TEXTAUSZUG:
Wie ist HNF Nicolai aus Grace erwachsen?

Grace habe ich damals an die größte deutsche Fahrradfabrik, das ostdeutsche Unternehmen Mifa, verkauft. Die sind dann drei Jahre später durch einen Bilanzskandal insolvent gegangen. Die haben leider mein Unternehmen komplett runtergerissen. Das war 2015. Eine schlimme Zeit für mich.

Es muss traurig sein, wenn das Unternehmen, das man aufgebaut hat, zugrunde gerissen wird. Wie bist Du damit umgegangen?

Daten zur Elementplatzierung:
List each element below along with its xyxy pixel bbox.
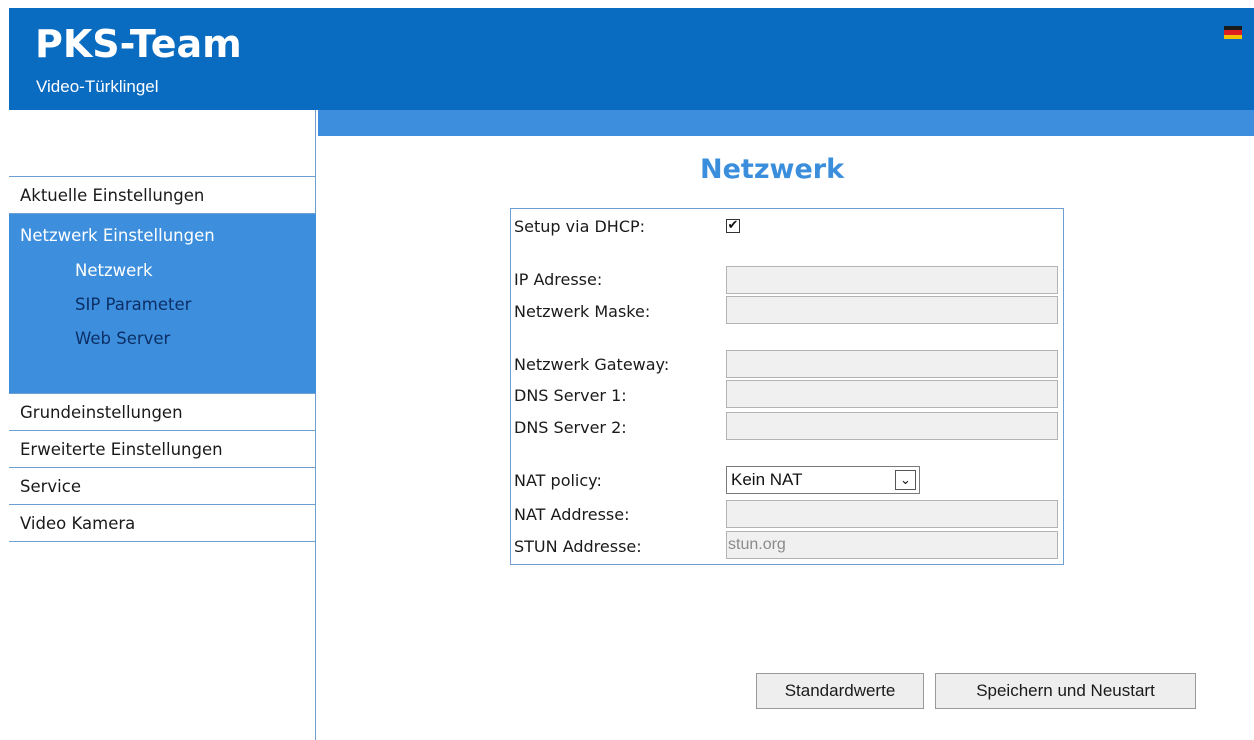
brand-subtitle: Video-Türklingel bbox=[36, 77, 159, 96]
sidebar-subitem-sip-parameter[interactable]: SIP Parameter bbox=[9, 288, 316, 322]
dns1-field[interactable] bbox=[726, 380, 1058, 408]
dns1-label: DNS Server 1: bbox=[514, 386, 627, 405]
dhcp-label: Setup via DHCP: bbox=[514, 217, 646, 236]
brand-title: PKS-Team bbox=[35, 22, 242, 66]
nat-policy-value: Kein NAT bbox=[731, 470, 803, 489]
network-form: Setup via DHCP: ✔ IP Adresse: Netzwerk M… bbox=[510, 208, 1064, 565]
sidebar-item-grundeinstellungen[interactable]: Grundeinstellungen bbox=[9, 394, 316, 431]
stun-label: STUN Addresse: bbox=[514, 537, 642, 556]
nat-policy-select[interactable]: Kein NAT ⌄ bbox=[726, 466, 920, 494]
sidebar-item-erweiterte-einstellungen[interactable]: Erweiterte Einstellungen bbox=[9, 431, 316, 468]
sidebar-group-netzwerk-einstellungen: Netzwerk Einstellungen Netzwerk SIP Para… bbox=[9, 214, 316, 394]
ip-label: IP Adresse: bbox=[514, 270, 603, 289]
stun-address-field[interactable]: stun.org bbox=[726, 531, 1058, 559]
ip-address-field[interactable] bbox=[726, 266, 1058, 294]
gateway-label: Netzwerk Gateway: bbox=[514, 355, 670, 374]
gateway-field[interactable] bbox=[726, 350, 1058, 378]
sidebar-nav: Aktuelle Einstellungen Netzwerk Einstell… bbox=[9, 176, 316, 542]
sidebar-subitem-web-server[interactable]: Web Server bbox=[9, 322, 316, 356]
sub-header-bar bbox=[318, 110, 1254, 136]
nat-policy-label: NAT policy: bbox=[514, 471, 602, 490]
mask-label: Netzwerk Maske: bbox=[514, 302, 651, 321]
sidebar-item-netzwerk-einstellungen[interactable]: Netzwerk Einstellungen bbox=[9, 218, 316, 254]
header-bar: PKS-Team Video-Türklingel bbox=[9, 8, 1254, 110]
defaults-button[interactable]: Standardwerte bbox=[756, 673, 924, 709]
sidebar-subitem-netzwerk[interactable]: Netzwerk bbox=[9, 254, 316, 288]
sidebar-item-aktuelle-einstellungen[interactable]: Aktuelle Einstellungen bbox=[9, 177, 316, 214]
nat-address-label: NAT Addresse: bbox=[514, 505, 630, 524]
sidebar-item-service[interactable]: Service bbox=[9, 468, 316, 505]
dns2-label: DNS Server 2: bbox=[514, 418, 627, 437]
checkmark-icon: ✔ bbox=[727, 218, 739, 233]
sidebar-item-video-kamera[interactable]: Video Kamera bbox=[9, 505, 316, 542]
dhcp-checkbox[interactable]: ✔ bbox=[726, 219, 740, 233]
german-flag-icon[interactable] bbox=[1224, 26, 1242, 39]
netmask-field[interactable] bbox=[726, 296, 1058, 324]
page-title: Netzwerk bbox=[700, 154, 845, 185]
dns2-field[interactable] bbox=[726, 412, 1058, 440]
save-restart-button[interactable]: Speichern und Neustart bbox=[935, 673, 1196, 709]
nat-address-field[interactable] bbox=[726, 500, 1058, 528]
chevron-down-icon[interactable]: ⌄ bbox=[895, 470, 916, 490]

--

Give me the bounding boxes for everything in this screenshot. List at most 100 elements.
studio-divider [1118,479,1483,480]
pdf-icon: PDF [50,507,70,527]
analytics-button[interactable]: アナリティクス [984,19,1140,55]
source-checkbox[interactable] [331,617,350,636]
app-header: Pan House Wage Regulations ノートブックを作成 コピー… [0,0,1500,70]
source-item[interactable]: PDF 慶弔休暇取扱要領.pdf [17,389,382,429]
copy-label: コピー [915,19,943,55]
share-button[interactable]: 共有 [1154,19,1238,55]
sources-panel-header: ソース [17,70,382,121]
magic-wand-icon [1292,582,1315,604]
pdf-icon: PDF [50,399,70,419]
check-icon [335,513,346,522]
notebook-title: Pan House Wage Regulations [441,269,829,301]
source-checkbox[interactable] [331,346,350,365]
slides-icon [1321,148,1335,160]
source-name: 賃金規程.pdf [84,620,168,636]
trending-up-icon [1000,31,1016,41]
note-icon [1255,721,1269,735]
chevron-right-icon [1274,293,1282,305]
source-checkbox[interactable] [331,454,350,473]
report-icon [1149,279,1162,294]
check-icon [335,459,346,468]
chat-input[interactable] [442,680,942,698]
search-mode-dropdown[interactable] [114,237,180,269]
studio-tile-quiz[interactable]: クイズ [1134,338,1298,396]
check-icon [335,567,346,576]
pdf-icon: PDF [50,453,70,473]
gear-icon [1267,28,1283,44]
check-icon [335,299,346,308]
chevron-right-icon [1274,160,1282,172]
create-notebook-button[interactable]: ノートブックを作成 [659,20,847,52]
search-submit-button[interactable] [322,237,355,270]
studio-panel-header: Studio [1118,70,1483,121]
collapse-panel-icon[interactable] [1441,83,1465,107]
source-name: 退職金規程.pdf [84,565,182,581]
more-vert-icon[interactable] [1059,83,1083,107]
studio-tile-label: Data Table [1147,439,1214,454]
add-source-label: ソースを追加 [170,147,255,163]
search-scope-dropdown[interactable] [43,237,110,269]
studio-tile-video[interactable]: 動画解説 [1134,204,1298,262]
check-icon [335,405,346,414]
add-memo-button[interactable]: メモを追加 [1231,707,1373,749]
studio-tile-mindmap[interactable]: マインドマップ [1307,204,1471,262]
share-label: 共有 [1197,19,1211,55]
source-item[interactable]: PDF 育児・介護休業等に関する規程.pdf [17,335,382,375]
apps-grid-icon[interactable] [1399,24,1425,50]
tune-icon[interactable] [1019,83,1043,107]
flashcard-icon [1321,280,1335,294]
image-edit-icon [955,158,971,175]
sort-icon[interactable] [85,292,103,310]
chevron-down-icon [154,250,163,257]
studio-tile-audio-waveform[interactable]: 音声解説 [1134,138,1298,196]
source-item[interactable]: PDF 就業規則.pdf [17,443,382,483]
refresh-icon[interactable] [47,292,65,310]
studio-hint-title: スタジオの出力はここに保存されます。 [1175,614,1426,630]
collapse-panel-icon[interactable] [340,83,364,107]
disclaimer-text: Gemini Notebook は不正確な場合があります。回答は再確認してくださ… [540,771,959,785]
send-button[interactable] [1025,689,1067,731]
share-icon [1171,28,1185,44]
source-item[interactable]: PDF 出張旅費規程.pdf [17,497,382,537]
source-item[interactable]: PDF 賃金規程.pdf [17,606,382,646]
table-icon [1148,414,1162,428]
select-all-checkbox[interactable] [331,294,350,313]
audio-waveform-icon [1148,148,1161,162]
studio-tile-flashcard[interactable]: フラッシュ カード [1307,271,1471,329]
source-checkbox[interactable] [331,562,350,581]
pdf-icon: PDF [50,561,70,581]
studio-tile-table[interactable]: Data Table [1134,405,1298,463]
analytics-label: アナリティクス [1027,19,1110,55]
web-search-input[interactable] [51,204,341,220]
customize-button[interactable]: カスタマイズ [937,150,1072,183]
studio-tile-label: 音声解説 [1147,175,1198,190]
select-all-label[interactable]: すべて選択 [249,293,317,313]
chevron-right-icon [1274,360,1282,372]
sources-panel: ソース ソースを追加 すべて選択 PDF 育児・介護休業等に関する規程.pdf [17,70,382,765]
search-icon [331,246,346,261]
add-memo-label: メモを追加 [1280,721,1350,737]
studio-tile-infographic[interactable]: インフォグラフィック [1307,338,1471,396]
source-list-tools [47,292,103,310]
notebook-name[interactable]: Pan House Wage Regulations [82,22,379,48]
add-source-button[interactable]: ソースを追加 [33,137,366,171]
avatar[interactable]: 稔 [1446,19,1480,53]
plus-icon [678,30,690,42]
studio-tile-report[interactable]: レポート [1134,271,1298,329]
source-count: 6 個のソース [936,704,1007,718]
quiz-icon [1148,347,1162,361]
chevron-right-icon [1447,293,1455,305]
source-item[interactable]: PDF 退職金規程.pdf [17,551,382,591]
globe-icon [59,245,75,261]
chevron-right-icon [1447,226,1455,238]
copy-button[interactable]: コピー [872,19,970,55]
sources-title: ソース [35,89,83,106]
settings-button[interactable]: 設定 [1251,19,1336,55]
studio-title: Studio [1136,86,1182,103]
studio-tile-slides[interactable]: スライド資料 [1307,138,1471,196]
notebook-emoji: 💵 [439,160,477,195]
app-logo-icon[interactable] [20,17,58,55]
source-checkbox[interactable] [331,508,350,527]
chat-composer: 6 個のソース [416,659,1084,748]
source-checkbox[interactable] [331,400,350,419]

AUFTRAG 1: An welches Unternehmen wurde Grace laut dem Textauszug verkauft?
AUFTRAG 2: Schreibe einen Abschnitt aus dem Textauszug wortgetreu ab: Setze bei den Worten mit „Grace habe ich“ ein und höre nach „Zeit für mich.“ auf.

VOLLSTÄNDIGE ANTWORT 1: An Mifa, die größte deutsche Fahrradfabrik, ein ostdeutsches Unternehmen.

VOLLSTÄNDIGE ANTWORT 2:
Grace habe ich damals an die größte deutsche Fahrradfabrik, das ostdeutsche Unternehmen Mifa, verkauft. Die sind dann drei Jahre später durch einen Bilanzskandal insolvent gegangen. Die haben leider mein Unternehmen komplett runtergerissen. Das war 2015. Eine schlimme Zeit für mich.